__SET EXERCISE__
Set the listing down unchanged, minus every embedded image.

Records about charts and figures:

-- START --

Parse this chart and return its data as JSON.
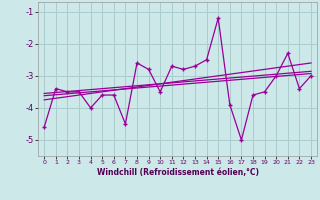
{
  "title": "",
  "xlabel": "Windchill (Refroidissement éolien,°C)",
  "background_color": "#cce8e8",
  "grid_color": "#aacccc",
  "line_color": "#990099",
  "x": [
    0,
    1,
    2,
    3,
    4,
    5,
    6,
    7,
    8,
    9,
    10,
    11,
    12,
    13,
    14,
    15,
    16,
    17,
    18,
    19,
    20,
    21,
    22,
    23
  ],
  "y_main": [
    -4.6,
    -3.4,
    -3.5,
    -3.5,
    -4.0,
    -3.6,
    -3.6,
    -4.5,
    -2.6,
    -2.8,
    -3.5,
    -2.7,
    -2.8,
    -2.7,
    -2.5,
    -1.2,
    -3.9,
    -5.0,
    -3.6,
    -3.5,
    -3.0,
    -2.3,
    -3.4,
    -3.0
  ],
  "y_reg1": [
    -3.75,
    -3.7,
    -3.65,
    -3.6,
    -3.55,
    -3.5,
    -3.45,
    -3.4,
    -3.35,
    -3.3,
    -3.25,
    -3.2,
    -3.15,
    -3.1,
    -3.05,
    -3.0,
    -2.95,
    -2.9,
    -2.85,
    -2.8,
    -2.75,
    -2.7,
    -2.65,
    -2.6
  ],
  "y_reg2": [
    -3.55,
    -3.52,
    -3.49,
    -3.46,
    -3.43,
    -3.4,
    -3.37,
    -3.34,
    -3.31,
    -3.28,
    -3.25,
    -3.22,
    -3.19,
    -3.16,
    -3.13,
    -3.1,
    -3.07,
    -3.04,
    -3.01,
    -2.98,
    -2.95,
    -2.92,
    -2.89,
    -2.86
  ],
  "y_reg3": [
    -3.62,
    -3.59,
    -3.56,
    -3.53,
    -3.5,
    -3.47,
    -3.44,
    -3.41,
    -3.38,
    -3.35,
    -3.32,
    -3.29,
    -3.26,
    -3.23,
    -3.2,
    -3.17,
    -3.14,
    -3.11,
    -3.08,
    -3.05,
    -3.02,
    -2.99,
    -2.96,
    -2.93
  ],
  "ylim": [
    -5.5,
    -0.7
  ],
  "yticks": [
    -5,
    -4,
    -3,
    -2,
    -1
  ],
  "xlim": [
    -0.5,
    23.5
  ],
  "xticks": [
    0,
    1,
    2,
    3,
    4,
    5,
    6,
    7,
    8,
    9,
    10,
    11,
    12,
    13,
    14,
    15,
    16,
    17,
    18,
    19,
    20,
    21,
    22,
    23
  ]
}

-- END --

__FINISHED ANSWER__
Parse this chart and return its data as JSON.
{
  "title": "",
  "xlabel": "Windchill (Refroidissement éolien,°C)",
  "background_color": "#cce8e8",
  "grid_color": "#aacccc",
  "line_color": "#990099",
  "x": [
    0,
    1,
    2,
    3,
    4,
    5,
    6,
    7,
    8,
    9,
    10,
    11,
    12,
    13,
    14,
    15,
    16,
    17,
    18,
    19,
    20,
    21,
    22,
    23
  ],
  "y_main": [
    -4.6,
    -3.4,
    -3.5,
    -3.5,
    -4.0,
    -3.6,
    -3.6,
    -4.5,
    -2.6,
    -2.8,
    -3.5,
    -2.7,
    -2.8,
    -2.7,
    -2.5,
    -1.2,
    -3.9,
    -5.0,
    -3.6,
    -3.5,
    -3.0,
    -2.3,
    -3.4,
    -3.0
  ],
  "y_reg1": [
    -3.75,
    -3.7,
    -3.65,
    -3.6,
    -3.55,
    -3.5,
    -3.45,
    -3.4,
    -3.35,
    -3.3,
    -3.25,
    -3.2,
    -3.15,
    -3.1,
    -3.05,
    -3.0,
    -2.95,
    -2.9,
    -2.85,
    -2.8,
    -2.75,
    -2.7,
    -2.65,
    -2.6
  ],
  "y_reg2": [
    -3.55,
    -3.52,
    -3.49,
    -3.46,
    -3.43,
    -3.4,
    -3.37,
    -3.34,
    -3.31,
    -3.28,
    -3.25,
    -3.22,
    -3.19,
    -3.16,
    -3.13,
    -3.1,
    -3.07,
    -3.04,
    -3.01,
    -2.98,
    -2.95,
    -2.92,
    -2.89,
    -2.86
  ],
  "y_reg3": [
    -3.62,
    -3.59,
    -3.56,
    -3.53,
    -3.5,
    -3.47,
    -3.44,
    -3.41,
    -3.38,
    -3.35,
    -3.32,
    -3.29,
    -3.26,
    -3.23,
    -3.2,
    -3.17,
    -3.14,
    -3.11,
    -3.08,
    -3.05,
    -3.02,
    -2.99,
    -2.96,
    -2.93
  ],
  "ylim": [
    -5.5,
    -0.7
  ],
  "yticks": [
    -5,
    -4,
    -3,
    -2,
    -1
  ],
  "xlim": [
    -0.5,
    23.5
  ],
  "xticks": [
    0,
    1,
    2,
    3,
    4,
    5,
    6,
    7,
    8,
    9,
    10,
    11,
    12,
    13,
    14,
    15,
    16,
    17,
    18,
    19,
    20,
    21,
    22,
    23
  ]
}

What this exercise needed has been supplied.